--- DATA FOR THE TASK ---
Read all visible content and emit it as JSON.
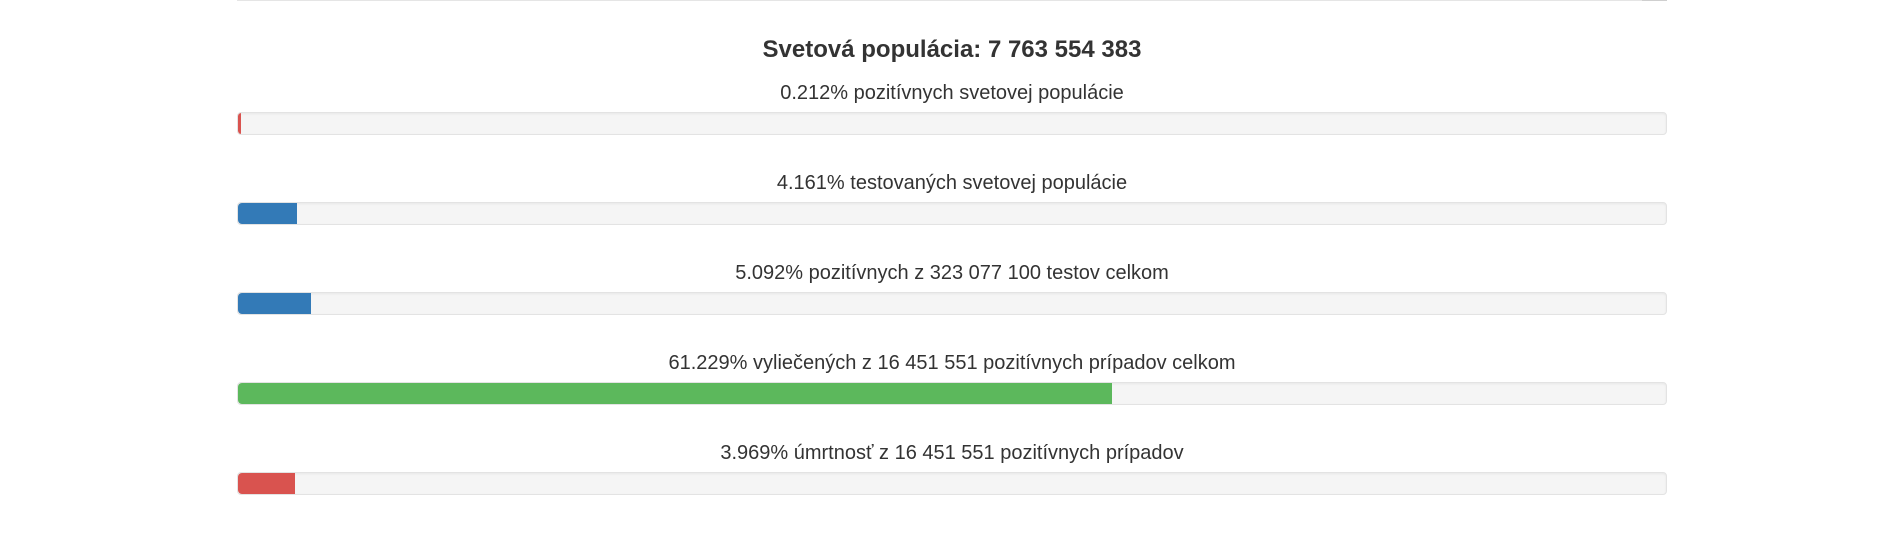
{
  "population": {
    "title": "Svetová populácia: 7 763 554 383"
  },
  "stats": [
    {
      "label": "0.212% pozitívnych svetovej populácie",
      "percent": 0.212,
      "color": "#d9534f"
    },
    {
      "label": "4.161% testovaných svetovej populácie",
      "percent": 4.161,
      "color": "#337ab7"
    },
    {
      "label": "5.092% pozitívnych z 323 077 100 testov celkom",
      "percent": 5.092,
      "color": "#337ab7"
    },
    {
      "label": "61.229% vyliečených z 16 451 551 pozitívnych prípadov celkom",
      "percent": 61.229,
      "color": "#5cb85c"
    },
    {
      "label": "3.969% úmrtnosť z 16 451 551 pozitívnych prípadov",
      "percent": 3.969,
      "color": "#d9534f"
    }
  ]
}
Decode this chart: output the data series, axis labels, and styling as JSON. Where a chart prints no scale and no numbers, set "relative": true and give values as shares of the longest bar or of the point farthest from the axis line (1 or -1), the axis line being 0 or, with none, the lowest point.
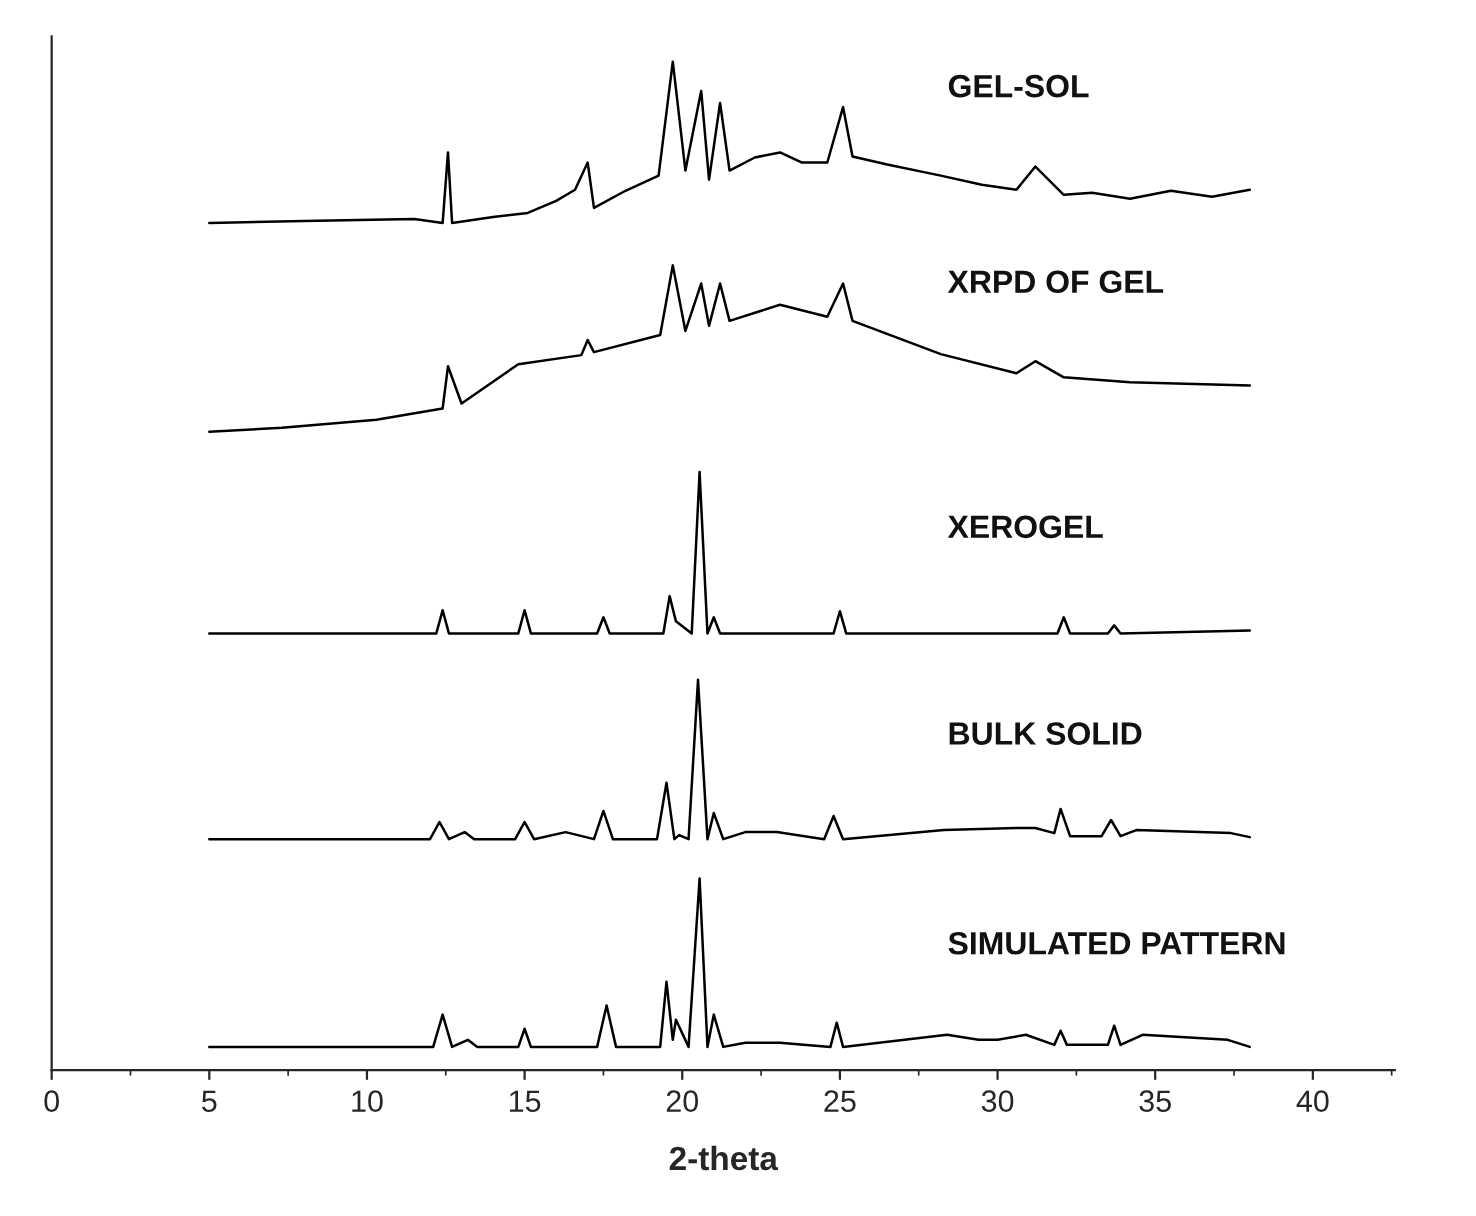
{
  "chart_data": {
    "type": "line",
    "relative": true,
    "xlabel": "2-theta",
    "xlim": [
      0,
      42.6
    ],
    "xticks": [
      0,
      5,
      10,
      15,
      20,
      25,
      30,
      35,
      40
    ],
    "tick_labels": "x",
    "series": [
      {
        "name": "GEL-SOL",
        "color": "#000000",
        "x": [
          5.0,
          8.0,
          11.5,
          12.4,
          12.57,
          12.7,
          14.0,
          15.1,
          16.0,
          16.6,
          17.0,
          17.2,
          18.2,
          19.25,
          19.7,
          20.1,
          20.6,
          20.85,
          21.2,
          21.5,
          22.3,
          23.1,
          23.8,
          24.6,
          25.1,
          25.4,
          26.5,
          28.2,
          29.5,
          30.6,
          31.2,
          32.1,
          33.0,
          34.2,
          35.5,
          36.8,
          38.0
        ],
        "values": [
          0.84,
          0.842,
          0.844,
          0.84,
          0.91,
          0.84,
          0.846,
          0.85,
          0.862,
          0.873,
          0.9,
          0.855,
          0.872,
          0.887,
          1.0,
          0.892,
          0.971,
          0.883,
          0.959,
          0.892,
          0.905,
          0.91,
          0.9,
          0.9,
          0.955,
          0.906,
          0.898,
          0.887,
          0.878,
          0.873,
          0.896,
          0.868,
          0.87,
          0.864,
          0.872,
          0.866,
          0.873
        ]
      },
      {
        "name": "XRPD OF GEL",
        "color": "#000000",
        "x": [
          5.0,
          7.3,
          10.3,
          12.4,
          12.57,
          13.0,
          14.8,
          16.8,
          17.0,
          17.2,
          19.3,
          19.7,
          20.1,
          20.6,
          20.85,
          21.2,
          21.5,
          23.1,
          24.6,
          25.1,
          25.4,
          28.2,
          30.6,
          31.2,
          32.1,
          34.2,
          38.0
        ],
        "values": [
          0.633,
          0.637,
          0.645,
          0.656,
          0.698,
          0.661,
          0.7,
          0.709,
          0.724,
          0.712,
          0.729,
          0.798,
          0.733,
          0.78,
          0.738,
          0.78,
          0.743,
          0.759,
          0.747,
          0.78,
          0.743,
          0.71,
          0.691,
          0.703,
          0.687,
          0.682,
          0.679
        ]
      },
      {
        "name": "XEROGEL",
        "color": "#000000",
        "x": [
          5.0,
          12.2,
          12.4,
          12.6,
          14.8,
          15.0,
          15.2,
          17.3,
          17.5,
          17.7,
          19.4,
          19.6,
          19.8,
          20.3,
          20.55,
          20.8,
          21.0,
          21.2,
          24.8,
          25.0,
          25.2,
          31.9,
          32.1,
          32.3,
          33.5,
          33.7,
          33.9,
          38.0
        ],
        "values": [
          0.433,
          0.433,
          0.456,
          0.433,
          0.433,
          0.456,
          0.433,
          0.433,
          0.449,
          0.433,
          0.433,
          0.47,
          0.445,
          0.433,
          0.593,
          0.433,
          0.449,
          0.433,
          0.433,
          0.455,
          0.433,
          0.433,
          0.449,
          0.433,
          0.433,
          0.441,
          0.433,
          0.436
        ]
      },
      {
        "name": "BULK SOLID",
        "color": "#000000",
        "x": [
          5.0,
          12.0,
          12.3,
          12.6,
          13.1,
          13.4,
          14.7,
          15.0,
          15.3,
          16.3,
          17.2,
          17.5,
          17.8,
          19.2,
          19.5,
          19.75,
          19.9,
          20.2,
          20.5,
          20.8,
          21.0,
          21.3,
          22.0,
          23.0,
          24.5,
          24.8,
          25.1,
          28.3,
          30.6,
          31.2,
          31.8,
          32.0,
          32.3,
          33.3,
          33.6,
          33.9,
          34.4,
          37.4,
          38.0
        ],
        "values": [
          0.229,
          0.229,
          0.246,
          0.229,
          0.236,
          0.229,
          0.229,
          0.246,
          0.229,
          0.236,
          0.229,
          0.257,
          0.229,
          0.229,
          0.285,
          0.229,
          0.233,
          0.229,
          0.387,
          0.229,
          0.255,
          0.229,
          0.236,
          0.236,
          0.229,
          0.252,
          0.229,
          0.238,
          0.24,
          0.24,
          0.235,
          0.259,
          0.232,
          0.232,
          0.248,
          0.232,
          0.238,
          0.235,
          0.231
        ]
      },
      {
        "name": "SIMULATED PATTERN",
        "color": "#000000",
        "x": [
          5.0,
          12.1,
          12.4,
          12.7,
          13.2,
          13.5,
          14.8,
          15.0,
          15.2,
          17.3,
          17.6,
          17.9,
          19.3,
          19.5,
          19.7,
          19.8,
          20.2,
          20.55,
          20.8,
          21.0,
          21.3,
          22.0,
          23.1,
          24.7,
          24.9,
          25.1,
          28.4,
          29.4,
          30.0,
          30.9,
          31.8,
          32.0,
          32.2,
          33.5,
          33.7,
          33.9,
          34.6,
          37.3,
          38.0
        ],
        "values": [
          0.023,
          0.023,
          0.055,
          0.023,
          0.03,
          0.023,
          0.023,
          0.041,
          0.023,
          0.023,
          0.064,
          0.023,
          0.023,
          0.0875,
          0.03,
          0.05,
          0.023,
          0.19,
          0.023,
          0.055,
          0.023,
          0.027,
          0.027,
          0.023,
          0.047,
          0.023,
          0.035,
          0.03,
          0.03,
          0.035,
          0.025,
          0.039,
          0.025,
          0.025,
          0.044,
          0.025,
          0.035,
          0.03,
          0.023
        ]
      }
    ]
  }
}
---
AIM
Each record above must be returned exactly as written, with its pictures omitted.

OUTPUT FOR THIS TASK
Read all visible content and emit it as JSON.
{
  "population": {
    "title": "Svetová populácia: 7 763 554 383"
  },
  "stats": [
    {
      "label": "0.212% pozitívnych svetovej populácie",
      "percent": 0.212,
      "color": "#d9534f"
    },
    {
      "label": "4.161% testovaných svetovej populácie",
      "percent": 4.161,
      "color": "#337ab7"
    },
    {
      "label": "5.092% pozitívnych z 323 077 100 testov celkom",
      "percent": 5.092,
      "color": "#337ab7"
    },
    {
      "label": "61.229% vyliečených z 16 451 551 pozitívnych prípadov celkom",
      "percent": 61.229,
      "color": "#5cb85c"
    },
    {
      "label": "3.969% úmrtnosť z 16 451 551 pozitívnych prípadov",
      "percent": 3.969,
      "color": "#d9534f"
    }
  ]
}
Decode this chart: output the data series, axis labels, and styling as JSON. Where a chart prints no scale and no numbers, set "relative": true and give values as shares of the longest bar or of the point farthest from the axis line (1 or -1), the axis line being 0 or, with none, the lowest point.
{
  "chart_data": {
    "type": "line",
    "relative": true,
    "xlabel": "2-theta",
    "xlim": [
      0,
      42.6
    ],
    "xticks": [
      0,
      5,
      10,
      15,
      20,
      25,
      30,
      35,
      40
    ],
    "tick_labels": "x",
    "series": [
      {
        "name": "GEL-SOL",
        "color": "#000000",
        "x": [
          5.0,
          8.0,
          11.5,
          12.4,
          12.57,
          12.7,
          14.0,
          15.1,
          16.0,
          16.6,
          17.0,
          17.2,
          18.2,
          19.25,
          19.7,
          20.1,
          20.6,
          20.85,
          21.2,
          21.5,
          22.3,
          23.1,
          23.8,
          24.6,
          25.1,
          25.4,
          26.5,
          28.2,
          29.5,
          30.6,
          31.2,
          32.1,
          33.0,
          34.2,
          35.5,
          36.8,
          38.0
        ],
        "values": [
          0.84,
          0.842,
          0.844,
          0.84,
          0.91,
          0.84,
          0.846,
          0.85,
          0.862,
          0.873,
          0.9,
          0.855,
          0.872,
          0.887,
          1.0,
          0.892,
          0.971,
          0.883,
          0.959,
          0.892,
          0.905,
          0.91,
          0.9,
          0.9,
          0.955,
          0.906,
          0.898,
          0.887,
          0.878,
          0.873,
          0.896,
          0.868,
          0.87,
          0.864,
          0.872,
          0.866,
          0.873
        ]
      },
      {
        "name": "XRPD OF GEL",
        "color": "#000000",
        "x": [
          5.0,
          7.3,
          10.3,
          12.4,
          12.57,
          13.0,
          14.8,
          16.8,
          17.0,
          17.2,
          19.3,
          19.7,
          20.1,
          20.6,
          20.85,
          21.2,
          21.5,
          23.1,
          24.6,
          25.1,
          25.4,
          28.2,
          30.6,
          31.2,
          32.1,
          34.2,
          38.0
        ],
        "values": [
          0.633,
          0.637,
          0.645,
          0.656,
          0.698,
          0.661,
          0.7,
          0.709,
          0.724,
          0.712,
          0.729,
          0.798,
          0.733,
          0.78,
          0.738,
          0.78,
          0.743,
          0.759,
          0.747,
          0.78,
          0.743,
          0.71,
          0.691,
          0.703,
          0.687,
          0.682,
          0.679
        ]
      },
      {
        "name": "XEROGEL",
        "color": "#000000",
        "x": [
          5.0,
          12.2,
          12.4,
          12.6,
          14.8,
          15.0,
          15.2,
          17.3,
          17.5,
          17.7,
          19.4,
          19.6,
          19.8,
          20.3,
          20.55,
          20.8,
          21.0,
          21.2,
          24.8,
          25.0,
          25.2,
          31.9,
          32.1,
          32.3,
          33.5,
          33.7,
          33.9,
          38.0
        ],
        "values": [
          0.433,
          0.433,
          0.456,
          0.433,
          0.433,
          0.456,
          0.433,
          0.433,
          0.449,
          0.433,
          0.433,
          0.47,
          0.445,
          0.433,
          0.593,
          0.433,
          0.449,
          0.433,
          0.433,
          0.455,
          0.433,
          0.433,
          0.449,
          0.433,
          0.433,
          0.441,
          0.433,
          0.436
        ]
      },
      {
        "name": "BULK SOLID",
        "color": "#000000",
        "x": [
          5.0,
          12.0,
          12.3,
          12.6,
          13.1,
          13.4,
          14.7,
          15.0,
          15.3,
          16.3,
          17.2,
          17.5,
          17.8,
          19.2,
          19.5,
          19.75,
          19.9,
          20.2,
          20.5,
          20.8,
          21.0,
          21.3,
          22.0,
          23.0,
          24.5,
          24.8,
          25.1,
          28.3,
          30.6,
          31.2,
          31.8,
          32.0,
          32.3,
          33.3,
          33.6,
          33.9,
          34.4,
          37.4,
          38.0
        ],
        "values": [
          0.229,
          0.229,
          0.246,
          0.229,
          0.236,
          0.229,
          0.229,
          0.246,
          0.229,
          0.236,
          0.229,
          0.257,
          0.229,
          0.229,
          0.285,
          0.229,
          0.233,
          0.229,
          0.387,
          0.229,
          0.255,
          0.229,
          0.236,
          0.236,
          0.229,
          0.252,
          0.229,
          0.238,
          0.24,
          0.24,
          0.235,
          0.259,
          0.232,
          0.232,
          0.248,
          0.232,
          0.238,
          0.235,
          0.231
        ]
      },
      {
        "name": "SIMULATED PATTERN",
        "color": "#000000",
        "x": [
          5.0,
          12.1,
          12.4,
          12.7,
          13.2,
          13.5,
          14.8,
          15.0,
          15.2,
          17.3,
          17.6,
          17.9,
          19.3,
          19.5,
          19.7,
          19.8,
          20.2,
          20.55,
          20.8,
          21.0,
          21.3,
          22.0,
          23.1,
          24.7,
          24.9,
          25.1,
          28.4,
          29.4,
          30.0,
          30.9,
          31.8,
          32.0,
          32.2,
          33.5,
          33.7,
          33.9,
          34.6,
          37.3,
          38.0
        ],
        "values": [
          0.023,
          0.023,
          0.055,
          0.023,
          0.03,
          0.023,
          0.023,
          0.041,
          0.023,
          0.023,
          0.064,
          0.023,
          0.023,
          0.0875,
          0.03,
          0.05,
          0.023,
          0.19,
          0.023,
          0.055,
          0.023,
          0.027,
          0.027,
          0.023,
          0.047,
          0.023,
          0.035,
          0.03,
          0.03,
          0.035,
          0.025,
          0.039,
          0.025,
          0.025,
          0.044,
          0.025,
          0.035,
          0.03,
          0.023
        ]
      }
    ]
  }
}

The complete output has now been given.